What to do
Below are some records: retype them all exactly, but not the pictures.

Information supplied
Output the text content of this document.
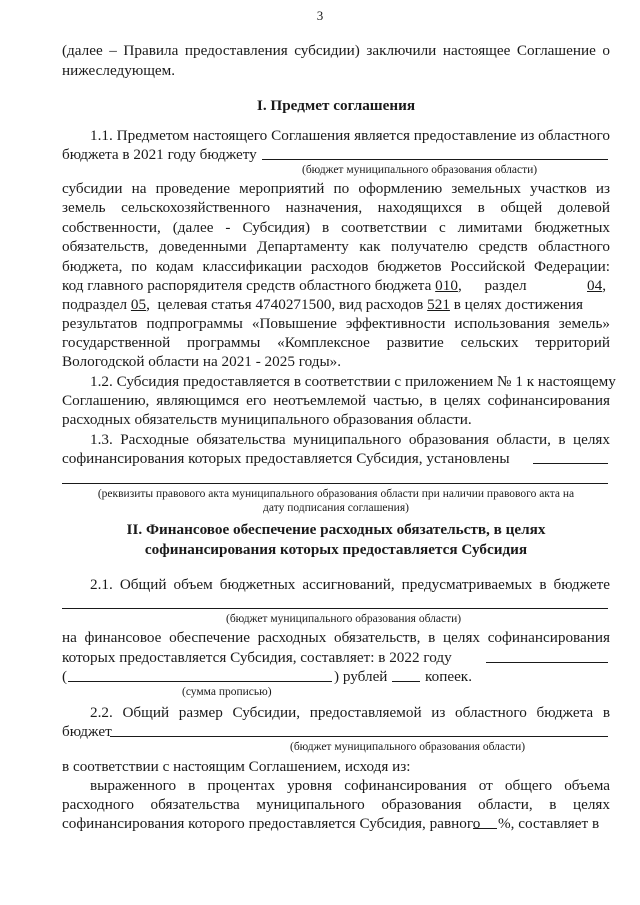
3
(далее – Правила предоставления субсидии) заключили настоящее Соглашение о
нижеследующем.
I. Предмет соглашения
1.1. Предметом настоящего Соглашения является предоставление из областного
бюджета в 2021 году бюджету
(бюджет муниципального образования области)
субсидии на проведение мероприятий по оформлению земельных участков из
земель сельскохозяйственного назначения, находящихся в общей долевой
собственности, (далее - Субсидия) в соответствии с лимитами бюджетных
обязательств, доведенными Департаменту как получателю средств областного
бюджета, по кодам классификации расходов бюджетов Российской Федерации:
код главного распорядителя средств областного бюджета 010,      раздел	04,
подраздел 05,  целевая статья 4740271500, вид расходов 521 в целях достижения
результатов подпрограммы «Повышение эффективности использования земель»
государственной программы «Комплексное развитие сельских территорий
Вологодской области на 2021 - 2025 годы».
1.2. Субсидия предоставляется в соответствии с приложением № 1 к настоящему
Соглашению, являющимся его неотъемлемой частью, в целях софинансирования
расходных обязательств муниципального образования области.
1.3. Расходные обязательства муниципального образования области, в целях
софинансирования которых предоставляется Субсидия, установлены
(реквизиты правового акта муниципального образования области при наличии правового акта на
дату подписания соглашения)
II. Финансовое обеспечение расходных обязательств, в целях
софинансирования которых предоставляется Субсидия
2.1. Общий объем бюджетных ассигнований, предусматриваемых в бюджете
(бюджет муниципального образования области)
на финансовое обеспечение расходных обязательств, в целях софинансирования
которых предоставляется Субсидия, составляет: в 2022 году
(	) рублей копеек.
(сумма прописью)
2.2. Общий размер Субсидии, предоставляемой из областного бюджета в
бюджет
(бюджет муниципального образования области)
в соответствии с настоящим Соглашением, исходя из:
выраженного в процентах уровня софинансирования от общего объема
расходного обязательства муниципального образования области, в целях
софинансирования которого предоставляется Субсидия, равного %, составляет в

Response
Output the text content of this document.
3
(далее – Правила предоставления субсидии) заключили настоящее Соглашение о
нижеследующем.
I. Предмет соглашения
1.1. Предметом настоящего Соглашения является предоставление из областного
бюджета в 2021 году бюджету
(бюджет муниципального образования области)
субсидии на проведение мероприятий по оформлению земельных участков из
земель сельскохозяйственного назначения, находящихся в общей долевой
собственности, (далее - Субсидия) в соответствии с лимитами бюджетных
обязательств, доведенными Департаменту как получателю средств областного
бюджета, по кодам классификации расходов бюджетов Российской Федерации:
код главного распорядителя средств областного бюджета 010,      раздел	04,
подраздел 05,  целевая статья 4740271500, вид расходов 521 в целях достижения
результатов подпрограммы «Повышение эффективности использования земель»
государственной программы «Комплексное развитие сельских территорий
Вологодской области на 2021 - 2025 годы».
1.2. Субсидия предоставляется в соответствии с приложением № 1 к настоящему
Соглашению, являющимся его неотъемлемой частью, в целях софинансирования
расходных обязательств муниципального образования области.
1.3. Расходные обязательства муниципального образования области, в целях
софинансирования которых предоставляется Субсидия, установлены
(реквизиты правового акта муниципального образования области при наличии правового акта на
дату подписания соглашения)
II. Финансовое обеспечение расходных обязательств, в целях
софинансирования которых предоставляется Субсидия
2.1. Общий объем бюджетных ассигнований, предусматриваемых в бюджете
(бюджет муниципального образования области)
на финансовое обеспечение расходных обязательств, в целях софинансирования
которых предоставляется Субсидия, составляет: в 2022 году
(	) рублей копеек.
(сумма прописью)
2.2. Общий размер Субсидии, предоставляемой из областного бюджета в
бюджет
(бюджет муниципального образования области)
в соответствии с настоящим Соглашением, исходя из:
выраженного в процентах уровня софинансирования от общего объема
расходного обязательства муниципального образования области, в целях
софинансирования которого предоставляется Субсидия, равного %, составляет в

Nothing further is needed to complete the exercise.